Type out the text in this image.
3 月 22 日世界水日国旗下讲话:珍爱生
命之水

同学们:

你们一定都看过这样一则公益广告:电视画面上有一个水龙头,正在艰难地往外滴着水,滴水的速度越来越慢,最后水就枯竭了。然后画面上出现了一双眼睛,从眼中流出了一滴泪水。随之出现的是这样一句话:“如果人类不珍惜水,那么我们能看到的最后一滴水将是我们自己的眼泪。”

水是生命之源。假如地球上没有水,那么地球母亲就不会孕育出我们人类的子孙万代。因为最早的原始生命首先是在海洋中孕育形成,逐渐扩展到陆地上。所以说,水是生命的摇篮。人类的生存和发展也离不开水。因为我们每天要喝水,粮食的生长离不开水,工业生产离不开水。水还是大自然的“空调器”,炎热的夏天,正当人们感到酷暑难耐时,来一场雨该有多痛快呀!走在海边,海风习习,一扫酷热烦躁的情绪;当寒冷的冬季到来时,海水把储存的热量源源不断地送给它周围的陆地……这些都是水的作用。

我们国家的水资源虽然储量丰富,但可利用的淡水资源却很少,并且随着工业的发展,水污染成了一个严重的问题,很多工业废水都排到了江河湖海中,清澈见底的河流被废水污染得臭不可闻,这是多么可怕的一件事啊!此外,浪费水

• Written request
Print the material once more, exactly.

• Output
Type out the text in this image.
3 月 22 日世界水日国旗下讲话:珍爱生
命之水

同学们:

你们一定都看过这样一则公益广告:电视画面上有一个水龙头,正在艰难地往外滴着水,滴水的速度越来越慢,最后水就枯竭了。然后画面上出现了一双眼睛,从眼中流出了一滴泪水。随之出现的是这样一句话:“如果人类不珍惜水,那么我们能看到的最后一滴水将是我们自己的眼泪。”

水是生命之源。假如地球上没有水,那么地球母亲就不会孕育出我们人类的子孙万代。因为最早的原始生命首先是在海洋中孕育形成,逐渐扩展到陆地上。所以说,水是生命的摇篮。人类的生存和发展也离不开水。因为我们每天要喝水,粮食的生长离不开水,工业生产离不开水。水还是大自然的“空调器”,炎热的夏天,正当人们感到酷暑难耐时,来一场雨该有多痛快呀!走在海边,海风习习,一扫酷热烦躁的情绪;当寒冷的冬季到来时,海水把储存的热量源源不断地送给它周围的陆地……这些都是水的作用。

我们国家的水资源虽然储量丰富,但可利用的淡水资源却很少,并且随着工业的发展,水污染成了一个严重的问题,很多工业废水都排到了江河湖海中,清澈见底的河流被废水污染得臭不可闻,这是多么可怕的一件事啊!此外,浪费水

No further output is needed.